[Excerpts from a layout annotation set]
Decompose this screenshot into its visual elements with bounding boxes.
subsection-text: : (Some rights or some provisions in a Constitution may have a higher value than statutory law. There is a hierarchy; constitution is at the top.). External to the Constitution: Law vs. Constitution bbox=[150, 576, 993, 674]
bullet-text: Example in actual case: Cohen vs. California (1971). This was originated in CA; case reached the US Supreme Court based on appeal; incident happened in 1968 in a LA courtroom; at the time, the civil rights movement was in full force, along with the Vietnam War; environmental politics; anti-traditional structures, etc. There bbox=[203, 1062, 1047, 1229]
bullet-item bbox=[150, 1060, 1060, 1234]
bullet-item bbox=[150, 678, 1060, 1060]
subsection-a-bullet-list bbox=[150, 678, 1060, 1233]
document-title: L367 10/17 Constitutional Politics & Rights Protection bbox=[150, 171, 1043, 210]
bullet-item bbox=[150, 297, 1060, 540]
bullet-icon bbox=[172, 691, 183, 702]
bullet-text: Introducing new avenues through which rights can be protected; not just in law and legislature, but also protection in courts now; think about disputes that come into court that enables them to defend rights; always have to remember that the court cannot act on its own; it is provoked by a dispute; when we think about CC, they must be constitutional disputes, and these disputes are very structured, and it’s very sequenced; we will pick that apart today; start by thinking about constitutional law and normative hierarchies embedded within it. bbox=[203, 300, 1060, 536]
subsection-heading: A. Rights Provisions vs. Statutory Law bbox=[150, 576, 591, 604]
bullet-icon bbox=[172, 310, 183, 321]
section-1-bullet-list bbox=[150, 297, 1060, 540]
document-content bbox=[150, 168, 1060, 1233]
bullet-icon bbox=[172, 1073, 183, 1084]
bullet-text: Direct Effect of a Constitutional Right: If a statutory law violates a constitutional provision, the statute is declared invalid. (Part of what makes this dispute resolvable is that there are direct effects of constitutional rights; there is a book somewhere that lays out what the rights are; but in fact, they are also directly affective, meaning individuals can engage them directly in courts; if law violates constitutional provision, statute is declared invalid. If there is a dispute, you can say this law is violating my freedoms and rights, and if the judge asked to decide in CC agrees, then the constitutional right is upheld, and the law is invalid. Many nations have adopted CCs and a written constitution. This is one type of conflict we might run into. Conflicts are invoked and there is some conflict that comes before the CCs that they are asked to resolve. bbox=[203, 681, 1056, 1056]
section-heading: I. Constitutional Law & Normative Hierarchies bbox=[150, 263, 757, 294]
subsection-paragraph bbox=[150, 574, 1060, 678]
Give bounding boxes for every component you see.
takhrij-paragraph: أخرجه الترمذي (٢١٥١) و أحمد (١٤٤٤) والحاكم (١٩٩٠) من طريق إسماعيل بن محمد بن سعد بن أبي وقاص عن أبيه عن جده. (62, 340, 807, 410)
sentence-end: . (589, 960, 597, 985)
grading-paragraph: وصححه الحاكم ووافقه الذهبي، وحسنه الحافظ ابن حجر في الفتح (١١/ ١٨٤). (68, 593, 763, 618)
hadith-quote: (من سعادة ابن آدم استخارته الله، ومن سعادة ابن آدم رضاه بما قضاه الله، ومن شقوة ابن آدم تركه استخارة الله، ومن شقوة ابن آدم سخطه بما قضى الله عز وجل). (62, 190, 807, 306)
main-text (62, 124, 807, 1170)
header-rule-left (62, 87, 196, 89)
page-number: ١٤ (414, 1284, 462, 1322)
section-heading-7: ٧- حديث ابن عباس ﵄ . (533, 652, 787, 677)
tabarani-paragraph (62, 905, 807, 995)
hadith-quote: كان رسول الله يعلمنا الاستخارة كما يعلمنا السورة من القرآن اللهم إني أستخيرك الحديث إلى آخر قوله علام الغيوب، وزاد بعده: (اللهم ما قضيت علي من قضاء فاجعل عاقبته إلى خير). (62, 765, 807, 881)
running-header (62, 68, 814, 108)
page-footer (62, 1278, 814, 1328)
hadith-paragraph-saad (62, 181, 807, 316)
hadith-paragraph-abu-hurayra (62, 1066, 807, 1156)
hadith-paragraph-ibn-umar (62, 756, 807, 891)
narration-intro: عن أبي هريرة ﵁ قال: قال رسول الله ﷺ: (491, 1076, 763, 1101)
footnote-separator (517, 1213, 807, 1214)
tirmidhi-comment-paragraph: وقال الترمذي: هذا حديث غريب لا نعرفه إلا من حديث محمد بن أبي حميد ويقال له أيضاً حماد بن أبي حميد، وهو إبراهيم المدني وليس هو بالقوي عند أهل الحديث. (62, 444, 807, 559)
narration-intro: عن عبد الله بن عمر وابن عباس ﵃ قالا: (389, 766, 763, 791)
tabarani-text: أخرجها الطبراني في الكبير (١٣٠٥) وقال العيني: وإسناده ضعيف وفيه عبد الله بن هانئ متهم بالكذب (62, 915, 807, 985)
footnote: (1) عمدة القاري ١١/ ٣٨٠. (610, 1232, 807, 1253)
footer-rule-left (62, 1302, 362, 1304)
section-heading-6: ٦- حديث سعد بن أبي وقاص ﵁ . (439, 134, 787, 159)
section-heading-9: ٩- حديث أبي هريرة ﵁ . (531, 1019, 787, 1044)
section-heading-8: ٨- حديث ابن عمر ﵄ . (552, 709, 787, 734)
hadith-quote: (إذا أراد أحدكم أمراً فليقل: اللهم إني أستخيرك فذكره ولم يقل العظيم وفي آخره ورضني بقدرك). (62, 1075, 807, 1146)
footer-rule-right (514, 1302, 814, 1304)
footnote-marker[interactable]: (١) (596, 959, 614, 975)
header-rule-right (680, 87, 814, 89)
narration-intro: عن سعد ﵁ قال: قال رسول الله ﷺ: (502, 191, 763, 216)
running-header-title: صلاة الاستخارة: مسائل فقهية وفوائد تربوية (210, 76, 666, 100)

> [Short task]: Please output every line of the listing above again, reproducing each one character for character.

> [Solution to this exercise]:
Decompose this screenshot into its visual elements with bounding boxes.
subsection-text: : (Some rights or some provisions in a Constitution may have a higher value than statutory law. There is a hierarchy; constitution is at the top.). External to the Constitution: Law vs. Constitution bbox=[150, 576, 993, 674]
bullet-text: Example in actual case: Cohen vs. California (1971). This was originated in CA; case reached the US Supreme Court based on appeal; incident happened in 1968 in a LA courtroom; at the time, the civil rights movement was in full force, along with the Vietnam War; environmental politics; anti-traditional structures, etc. There bbox=[203, 1062, 1047, 1229]
bullet-item bbox=[150, 1060, 1060, 1234]
bullet-item bbox=[150, 678, 1060, 1060]
subsection-a-bullet-list bbox=[150, 678, 1060, 1233]
document-title: L367 10/17 Constitutional Politics & Rights Protection bbox=[150, 171, 1043, 210]
bullet-item bbox=[150, 297, 1060, 540]
bullet-icon bbox=[172, 691, 183, 702]
bullet-text: Introducing new avenues through which rights can be protected; not just in law and legislature, but also protection in courts now; think about disputes that come into court that enables them to defend rights; always have to remember that the court cannot act on its own; it is provoked by a dispute; when we think about CC, they must be constitutional disputes, and these disputes are very structured, and it’s very sequenced; we will pick that apart today; start by thinking about constitutional law and normative hierarchies embedded within it. bbox=[203, 300, 1060, 536]
subsection-heading: A. Rights Provisions vs. Statutory Law bbox=[150, 576, 591, 604]
bullet-icon bbox=[172, 310, 183, 321]
section-1-bullet-list bbox=[150, 297, 1060, 540]
document-content bbox=[150, 168, 1060, 1233]
bullet-icon bbox=[172, 1073, 183, 1084]
bullet-text: Direct Effect of a Constitutional Right: If a statutory law violates a constitutional provision, the statute is declared invalid. (Part of what makes this dispute resolvable is that there are direct effects of constitutional rights; there is a book somewhere that lays out what the rights are; but in fact, they are also directly affective, meaning individuals can engage them directly in courts; if law violates constitutional provision, statute is declared invalid. If there is a dispute, you can say this law is violating my freedoms and rights, and if the judge asked to decide in CC agrees, then the constitutional right is upheld, and the law is invalid. Many nations have adopted CCs and a written constitution. This is one type of conflict we might run into. Conflicts are invoked and there is some conflict that comes before the CCs that they are asked to resolve. bbox=[203, 681, 1056, 1056]
section-heading: I. Constitutional Law & Normative Hierarchies bbox=[150, 263, 757, 294]
subsection-paragraph bbox=[150, 574, 1060, 678]
Give bounding boxes for every component you see.
takhrij-paragraph: أخرجه الترمذي (٢١٥١) و أحمد (١٤٤٤) والحاكم (١٩٩٠) من طريق إسماعيل بن محمد بن سعد بن أبي وقاص عن أبيه عن جده. (62, 340, 807, 410)
sentence-end: . (589, 960, 597, 985)
grading-paragraph: وصححه الحاكم ووافقه الذهبي، وحسنه الحافظ ابن حجر في الفتح (١١/ ١٨٤). (68, 593, 763, 618)
hadith-quote: (من سعادة ابن آدم استخارته الله، ومن سعادة ابن آدم رضاه بما قضاه الله، ومن شقوة ابن آدم تركه استخارة الله، ومن شقوة ابن آدم سخطه بما قضى الله عز وجل). (62, 190, 807, 306)
main-text (62, 124, 807, 1170)
header-rule-left (62, 87, 196, 89)
page-number: ١٤ (414, 1284, 462, 1322)
section-heading-7: ٧- حديث ابن عباس ﵄ . (533, 652, 787, 677)
tabarani-paragraph (62, 905, 807, 995)
hadith-quote: كان رسول الله يعلمنا الاستخارة كما يعلمنا السورة من القرآن اللهم إني أستخيرك الحديث إلى آخر قوله علام الغيوب، وزاد بعده: (اللهم ما قضيت علي من قضاء فاجعل عاقبته إلى خير). (62, 765, 807, 881)
running-header (62, 68, 814, 108)
page-footer (62, 1278, 814, 1328)
hadith-paragraph-saad (62, 181, 807, 316)
hadith-paragraph-abu-hurayra (62, 1066, 807, 1156)
hadith-paragraph-ibn-umar (62, 756, 807, 891)
narration-intro: عن أبي هريرة ﵁ قال: قال رسول الله ﷺ: (491, 1076, 763, 1101)
footnote-separator (517, 1213, 807, 1214)
tirmidhi-comment-paragraph: وقال الترمذي: هذا حديث غريب لا نعرفه إلا من حديث محمد بن أبي حميد ويقال له أيضاً حماد بن أبي حميد، وهو إبراهيم المدني وليس هو بالقوي عند أهل الحديث. (62, 444, 807, 559)
narration-intro: عن عبد الله بن عمر وابن عباس ﵃ قالا: (389, 766, 763, 791)
tabarani-text: أخرجها الطبراني في الكبير (١٣٠٥) وقال العيني: وإسناده ضعيف وفيه عبد الله بن هانئ متهم بالكذب (62, 915, 807, 985)
footnote: (1) عمدة القاري ١١/ ٣٨٠. (610, 1232, 807, 1253)
footer-rule-left (62, 1302, 362, 1304)
section-heading-6: ٦- حديث سعد بن أبي وقاص ﵁ . (439, 134, 787, 159)
section-heading-9: ٩- حديث أبي هريرة ﵁ . (531, 1019, 787, 1044)
section-heading-8: ٨- حديث ابن عمر ﵄ . (552, 709, 787, 734)
hadith-quote: (إذا أراد أحدكم أمراً فليقل: اللهم إني أستخيرك فذكره ولم يقل العظيم وفي آخره ورضني بقدرك). (62, 1075, 807, 1146)
footer-rule-right (514, 1302, 814, 1304)
footnote-marker[interactable]: (١) (596, 959, 614, 975)
header-rule-right (680, 87, 814, 89)
narration-intro: عن سعد ﵁ قال: قال رسول الله ﷺ: (502, 191, 763, 216)
running-header-title: صلاة الاستخارة: مسائل فقهية وفوائد تربوية (210, 76, 666, 100)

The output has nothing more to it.